## DATASET RECORDS
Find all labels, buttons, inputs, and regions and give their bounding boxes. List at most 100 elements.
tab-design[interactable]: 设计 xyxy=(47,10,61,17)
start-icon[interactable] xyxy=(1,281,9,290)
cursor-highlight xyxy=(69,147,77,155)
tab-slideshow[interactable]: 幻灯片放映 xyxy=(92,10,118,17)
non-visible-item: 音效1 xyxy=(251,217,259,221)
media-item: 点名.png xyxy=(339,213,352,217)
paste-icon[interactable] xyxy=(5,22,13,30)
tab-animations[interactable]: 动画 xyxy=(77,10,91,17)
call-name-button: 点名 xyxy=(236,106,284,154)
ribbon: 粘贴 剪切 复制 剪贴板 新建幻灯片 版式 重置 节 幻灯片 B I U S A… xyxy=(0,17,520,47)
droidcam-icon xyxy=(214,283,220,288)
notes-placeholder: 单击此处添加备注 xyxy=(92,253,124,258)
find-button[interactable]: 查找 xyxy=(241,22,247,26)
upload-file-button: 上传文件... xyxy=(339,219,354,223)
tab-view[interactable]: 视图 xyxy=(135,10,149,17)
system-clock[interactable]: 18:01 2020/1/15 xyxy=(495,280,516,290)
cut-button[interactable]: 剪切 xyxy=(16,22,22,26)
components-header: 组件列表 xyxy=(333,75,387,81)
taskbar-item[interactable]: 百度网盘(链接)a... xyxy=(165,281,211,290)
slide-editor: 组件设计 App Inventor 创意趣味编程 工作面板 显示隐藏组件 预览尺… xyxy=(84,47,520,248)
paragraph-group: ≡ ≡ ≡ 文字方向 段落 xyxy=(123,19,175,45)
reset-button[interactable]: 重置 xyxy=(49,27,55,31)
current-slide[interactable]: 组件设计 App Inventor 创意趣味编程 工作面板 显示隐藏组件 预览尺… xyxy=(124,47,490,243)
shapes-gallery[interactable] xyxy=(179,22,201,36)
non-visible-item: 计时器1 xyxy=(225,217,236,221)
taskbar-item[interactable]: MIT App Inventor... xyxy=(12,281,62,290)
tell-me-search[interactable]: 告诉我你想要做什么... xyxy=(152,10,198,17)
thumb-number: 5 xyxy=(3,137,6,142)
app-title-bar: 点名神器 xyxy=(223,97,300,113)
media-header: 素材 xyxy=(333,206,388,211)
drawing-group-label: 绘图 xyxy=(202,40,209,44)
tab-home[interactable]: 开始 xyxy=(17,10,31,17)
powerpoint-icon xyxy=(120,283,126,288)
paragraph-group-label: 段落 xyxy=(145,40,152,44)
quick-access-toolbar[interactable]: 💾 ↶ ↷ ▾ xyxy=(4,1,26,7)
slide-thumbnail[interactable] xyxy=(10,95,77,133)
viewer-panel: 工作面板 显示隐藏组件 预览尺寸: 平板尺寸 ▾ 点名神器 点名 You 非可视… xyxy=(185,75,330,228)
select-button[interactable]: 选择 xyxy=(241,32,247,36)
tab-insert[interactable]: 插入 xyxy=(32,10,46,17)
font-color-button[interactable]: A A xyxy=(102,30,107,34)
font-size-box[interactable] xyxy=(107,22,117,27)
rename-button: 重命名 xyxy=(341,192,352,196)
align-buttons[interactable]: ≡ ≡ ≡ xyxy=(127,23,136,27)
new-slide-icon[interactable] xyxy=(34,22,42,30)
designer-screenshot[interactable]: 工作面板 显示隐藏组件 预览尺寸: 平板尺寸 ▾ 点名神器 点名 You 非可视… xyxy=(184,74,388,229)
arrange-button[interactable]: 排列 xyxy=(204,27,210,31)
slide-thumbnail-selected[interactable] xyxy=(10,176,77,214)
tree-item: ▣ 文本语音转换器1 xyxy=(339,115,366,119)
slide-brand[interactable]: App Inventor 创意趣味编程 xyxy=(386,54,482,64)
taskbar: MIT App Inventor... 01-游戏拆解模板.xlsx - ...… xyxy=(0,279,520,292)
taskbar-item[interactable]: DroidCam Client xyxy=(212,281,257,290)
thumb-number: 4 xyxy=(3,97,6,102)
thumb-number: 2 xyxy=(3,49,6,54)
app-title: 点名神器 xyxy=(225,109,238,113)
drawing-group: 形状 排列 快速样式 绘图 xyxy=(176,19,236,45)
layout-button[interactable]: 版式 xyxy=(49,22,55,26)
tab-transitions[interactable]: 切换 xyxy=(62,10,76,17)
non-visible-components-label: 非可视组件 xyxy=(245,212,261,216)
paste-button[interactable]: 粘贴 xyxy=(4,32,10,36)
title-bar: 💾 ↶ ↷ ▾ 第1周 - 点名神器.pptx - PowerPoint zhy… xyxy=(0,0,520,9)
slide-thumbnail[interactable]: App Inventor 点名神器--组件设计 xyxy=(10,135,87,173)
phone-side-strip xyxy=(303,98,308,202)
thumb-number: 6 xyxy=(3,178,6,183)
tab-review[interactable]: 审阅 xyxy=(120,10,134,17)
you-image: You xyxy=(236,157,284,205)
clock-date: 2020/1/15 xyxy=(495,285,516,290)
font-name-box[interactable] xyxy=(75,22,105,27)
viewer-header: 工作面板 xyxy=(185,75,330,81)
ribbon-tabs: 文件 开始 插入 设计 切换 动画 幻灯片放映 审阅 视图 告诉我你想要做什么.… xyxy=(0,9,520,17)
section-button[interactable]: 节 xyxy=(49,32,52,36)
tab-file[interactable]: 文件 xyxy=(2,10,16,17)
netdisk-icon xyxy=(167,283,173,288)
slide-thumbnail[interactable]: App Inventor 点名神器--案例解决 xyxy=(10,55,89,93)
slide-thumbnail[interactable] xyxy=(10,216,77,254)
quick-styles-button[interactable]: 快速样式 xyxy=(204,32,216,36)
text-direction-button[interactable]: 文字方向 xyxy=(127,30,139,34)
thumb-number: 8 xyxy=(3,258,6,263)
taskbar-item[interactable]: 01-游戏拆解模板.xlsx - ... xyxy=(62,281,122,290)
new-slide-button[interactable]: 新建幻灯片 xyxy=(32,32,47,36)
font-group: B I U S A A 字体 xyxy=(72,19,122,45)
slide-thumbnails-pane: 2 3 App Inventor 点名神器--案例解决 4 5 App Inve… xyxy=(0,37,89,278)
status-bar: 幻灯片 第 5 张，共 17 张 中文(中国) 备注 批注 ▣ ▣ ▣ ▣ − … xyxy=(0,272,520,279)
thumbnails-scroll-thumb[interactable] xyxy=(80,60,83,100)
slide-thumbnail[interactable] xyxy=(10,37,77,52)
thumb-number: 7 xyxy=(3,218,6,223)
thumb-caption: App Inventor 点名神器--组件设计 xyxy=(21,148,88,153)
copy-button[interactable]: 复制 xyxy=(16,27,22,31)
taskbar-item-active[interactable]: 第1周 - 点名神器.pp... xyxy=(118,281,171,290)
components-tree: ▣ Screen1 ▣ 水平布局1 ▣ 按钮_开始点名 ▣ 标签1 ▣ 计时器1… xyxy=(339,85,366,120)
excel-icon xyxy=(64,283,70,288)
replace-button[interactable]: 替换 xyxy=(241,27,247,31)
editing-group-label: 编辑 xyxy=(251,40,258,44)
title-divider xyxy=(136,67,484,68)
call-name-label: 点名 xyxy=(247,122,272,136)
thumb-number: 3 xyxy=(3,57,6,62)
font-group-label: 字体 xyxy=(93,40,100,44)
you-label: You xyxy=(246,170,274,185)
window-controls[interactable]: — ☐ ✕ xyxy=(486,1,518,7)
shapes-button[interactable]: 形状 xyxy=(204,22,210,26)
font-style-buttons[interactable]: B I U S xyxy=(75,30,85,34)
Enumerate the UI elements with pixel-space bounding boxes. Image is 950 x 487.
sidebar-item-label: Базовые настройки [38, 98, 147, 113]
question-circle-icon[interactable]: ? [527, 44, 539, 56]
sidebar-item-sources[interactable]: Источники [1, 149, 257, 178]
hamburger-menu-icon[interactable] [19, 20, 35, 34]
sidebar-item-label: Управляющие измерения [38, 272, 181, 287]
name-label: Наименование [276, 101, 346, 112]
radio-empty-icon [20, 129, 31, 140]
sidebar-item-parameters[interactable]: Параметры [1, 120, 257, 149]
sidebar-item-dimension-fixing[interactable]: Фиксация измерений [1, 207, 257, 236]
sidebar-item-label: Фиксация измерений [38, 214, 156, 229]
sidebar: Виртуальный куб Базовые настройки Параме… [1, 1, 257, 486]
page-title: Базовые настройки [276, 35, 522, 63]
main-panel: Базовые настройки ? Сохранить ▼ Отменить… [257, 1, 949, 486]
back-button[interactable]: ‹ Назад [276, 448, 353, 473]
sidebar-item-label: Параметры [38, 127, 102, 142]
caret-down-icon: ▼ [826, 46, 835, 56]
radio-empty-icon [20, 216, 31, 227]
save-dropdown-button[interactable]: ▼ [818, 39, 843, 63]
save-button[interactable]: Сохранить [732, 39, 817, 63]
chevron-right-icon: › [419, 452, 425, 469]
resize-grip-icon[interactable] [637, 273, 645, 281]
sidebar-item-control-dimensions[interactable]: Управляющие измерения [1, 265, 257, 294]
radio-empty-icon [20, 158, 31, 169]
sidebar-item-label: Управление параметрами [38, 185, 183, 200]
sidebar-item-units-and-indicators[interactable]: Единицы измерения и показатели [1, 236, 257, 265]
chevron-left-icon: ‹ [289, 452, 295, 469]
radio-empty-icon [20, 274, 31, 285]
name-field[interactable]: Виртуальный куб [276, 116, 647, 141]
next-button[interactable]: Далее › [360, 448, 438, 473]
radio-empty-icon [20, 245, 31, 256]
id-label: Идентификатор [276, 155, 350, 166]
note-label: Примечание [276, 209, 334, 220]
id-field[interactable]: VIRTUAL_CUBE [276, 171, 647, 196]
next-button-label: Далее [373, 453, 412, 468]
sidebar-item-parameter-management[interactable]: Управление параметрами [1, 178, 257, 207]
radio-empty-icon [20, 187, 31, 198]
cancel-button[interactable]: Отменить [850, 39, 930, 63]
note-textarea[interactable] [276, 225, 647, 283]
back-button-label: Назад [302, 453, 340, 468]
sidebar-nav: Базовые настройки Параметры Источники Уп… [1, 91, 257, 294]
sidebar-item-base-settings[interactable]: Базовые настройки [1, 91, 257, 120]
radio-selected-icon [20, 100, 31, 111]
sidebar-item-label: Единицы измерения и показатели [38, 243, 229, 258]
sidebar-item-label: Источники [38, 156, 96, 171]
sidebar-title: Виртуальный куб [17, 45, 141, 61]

## DO THIS
Please echo the lines above word for word, starting with the first line and going on through the line that contains "upload-file-button: 上传文件... xyxy=(339,219,354,223)".

## SOLUTION FOR THIS TASK
Find all labels, buttons, inputs, and regions and give their bounding boxes. List at most 100 elements.
tab-design[interactable]: 设计 xyxy=(47,10,61,17)
start-icon[interactable] xyxy=(1,281,9,290)
cursor-highlight xyxy=(69,147,77,155)
tab-slideshow[interactable]: 幻灯片放映 xyxy=(92,10,118,17)
non-visible-item: 音效1 xyxy=(251,217,259,221)
media-item: 点名.png xyxy=(339,213,352,217)
paste-icon[interactable] xyxy=(5,22,13,30)
tab-animations[interactable]: 动画 xyxy=(77,10,91,17)
call-name-button: 点名 xyxy=(236,106,284,154)
ribbon: 粘贴 剪切 复制 剪贴板 新建幻灯片 版式 重置 节 幻灯片 B I U S A… xyxy=(0,17,520,47)
droidcam-icon xyxy=(214,283,220,288)
notes-placeholder: 单击此处添加备注 xyxy=(92,253,124,258)
find-button[interactable]: 查找 xyxy=(241,22,247,26)
upload-file-button: 上传文件... xyxy=(339,219,354,223)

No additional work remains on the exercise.